**** Records for the exercise ****
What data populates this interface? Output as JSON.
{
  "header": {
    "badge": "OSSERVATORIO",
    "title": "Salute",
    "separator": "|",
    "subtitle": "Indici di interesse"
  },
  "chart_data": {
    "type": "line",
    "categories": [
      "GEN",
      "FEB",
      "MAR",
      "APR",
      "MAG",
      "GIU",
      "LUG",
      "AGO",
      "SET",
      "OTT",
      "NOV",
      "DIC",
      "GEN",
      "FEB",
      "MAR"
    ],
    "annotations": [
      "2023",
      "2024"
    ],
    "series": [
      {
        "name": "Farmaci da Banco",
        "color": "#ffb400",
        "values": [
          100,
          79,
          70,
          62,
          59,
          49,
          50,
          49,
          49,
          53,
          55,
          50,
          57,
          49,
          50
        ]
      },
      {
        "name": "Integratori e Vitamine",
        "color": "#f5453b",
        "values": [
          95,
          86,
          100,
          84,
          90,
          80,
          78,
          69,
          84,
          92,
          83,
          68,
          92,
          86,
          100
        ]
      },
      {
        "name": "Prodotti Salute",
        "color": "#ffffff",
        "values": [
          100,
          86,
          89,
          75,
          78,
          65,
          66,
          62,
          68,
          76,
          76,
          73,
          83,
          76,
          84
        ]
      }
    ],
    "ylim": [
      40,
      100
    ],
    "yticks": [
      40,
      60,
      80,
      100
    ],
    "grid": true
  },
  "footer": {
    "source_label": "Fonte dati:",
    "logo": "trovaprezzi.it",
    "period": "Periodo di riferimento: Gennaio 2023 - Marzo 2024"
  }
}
****
* The request *
Print all of the data exactly as it was given.

* Solved exercise *
What data populates this interface? Output as JSON.
{
  "header": {
    "badge": "OSSERVATORIO",
    "title": "Salute",
    "separator": "|",
    "subtitle": "Indici di interesse"
  },
  "chart_data": {
    "type": "line",
    "categories": [
      "GEN",
      "FEB",
      "MAR",
      "APR",
      "MAG",
      "GIU",
      "LUG",
      "AGO",
      "SET",
      "OTT",
      "NOV",
      "DIC",
      "GEN",
      "FEB",
      "MAR"
    ],
    "annotations": [
      "2023",
      "2024"
    ],
    "series": [
      {
        "name": "Farmaci da Banco",
        "color": "#ffb400",
        "values": [
          100,
          79,
          70,
          62,
          59,
          49,
          50,
          49,
          49,
          53,
          55,
          50,
          57,
          49,
          50
        ]
      },
      {
        "name": "Integratori e Vitamine",
        "color": "#f5453b",
        "values": [
          95,
          86,
          100,
          84,
          90,
          80,
          78,
          69,
          84,
          92,
          83,
          68,
          92,
          86,
          100
        ]
      },
      {
        "name": "Prodotti Salute",
        "color": "#ffffff",
        "values": [
          100,
          86,
          89,
          75,
          78,
          65,
          66,
          62,
          68,
          76,
          76,
          73,
          83,
          76,
          84
        ]
      }
    ],
    "ylim": [
      40,
      100
    ],
    "yticks": [
      40,
      60,
      80,
      100
    ],
    "grid": true
  },
  "footer": {
    "source_label": "Fonte dati:",
    "logo": "trovaprezzi.it",
    "period": "Periodo di riferimento: Gennaio 2023 - Marzo 2024"
  }
}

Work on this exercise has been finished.